◆ Stated goal: The listing must be reproduced in full, exactly as it stands.

◆ Data shown:

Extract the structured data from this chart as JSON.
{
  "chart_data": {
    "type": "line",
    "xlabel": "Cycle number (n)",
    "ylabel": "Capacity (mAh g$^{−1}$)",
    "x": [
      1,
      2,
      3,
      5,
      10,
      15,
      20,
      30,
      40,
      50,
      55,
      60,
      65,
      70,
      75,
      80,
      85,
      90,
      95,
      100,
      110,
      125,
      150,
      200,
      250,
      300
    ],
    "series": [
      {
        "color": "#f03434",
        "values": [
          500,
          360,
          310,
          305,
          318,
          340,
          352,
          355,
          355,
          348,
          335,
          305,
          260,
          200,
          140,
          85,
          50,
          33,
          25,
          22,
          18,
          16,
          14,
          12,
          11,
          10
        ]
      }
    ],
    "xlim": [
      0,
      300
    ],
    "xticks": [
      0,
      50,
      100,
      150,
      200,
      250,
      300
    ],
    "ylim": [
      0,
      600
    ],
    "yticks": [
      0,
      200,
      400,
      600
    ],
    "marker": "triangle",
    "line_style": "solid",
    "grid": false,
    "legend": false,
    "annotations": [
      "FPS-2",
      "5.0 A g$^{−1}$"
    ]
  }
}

◆ Solution to this problem:
Extract the structured data from this chart as JSON.
{
  "chart_data": {
    "type": "line",
    "xlabel": "Cycle number (n)",
    "ylabel": "Capacity (mAh g$^{−1}$)",
    "x": [
      1,
      2,
      3,
      5,
      10,
      15,
      20,
      30,
      40,
      50,
      55,
      60,
      65,
      70,
      75,
      80,
      85,
      90,
      95,
      100,
      110,
      125,
      150,
      200,
      250,
      300
    ],
    "series": [
      {
        "color": "#f03434",
        "values": [
          500,
          360,
          310,
          305,
          318,
          340,
          352,
          355,
          355,
          348,
          335,
          305,
          260,
          200,
          140,
          85,
          50,
          33,
          25,
          22,
          18,
          16,
          14,
          12,
          11,
          10
        ]
      }
    ],
    "xlim": [
      0,
      300
    ],
    "xticks": [
      0,
      50,
      100,
      150,
      200,
      250,
      300
    ],
    "ylim": [
      0,
      600
    ],
    "yticks": [
      0,
      200,
      400,
      600
    ],
    "marker": "triangle",
    "line_style": "solid",
    "grid": false,
    "legend": false,
    "annotations": [
      "FPS-2",
      "5.0 A g$^{−1}$"
    ]
  }
}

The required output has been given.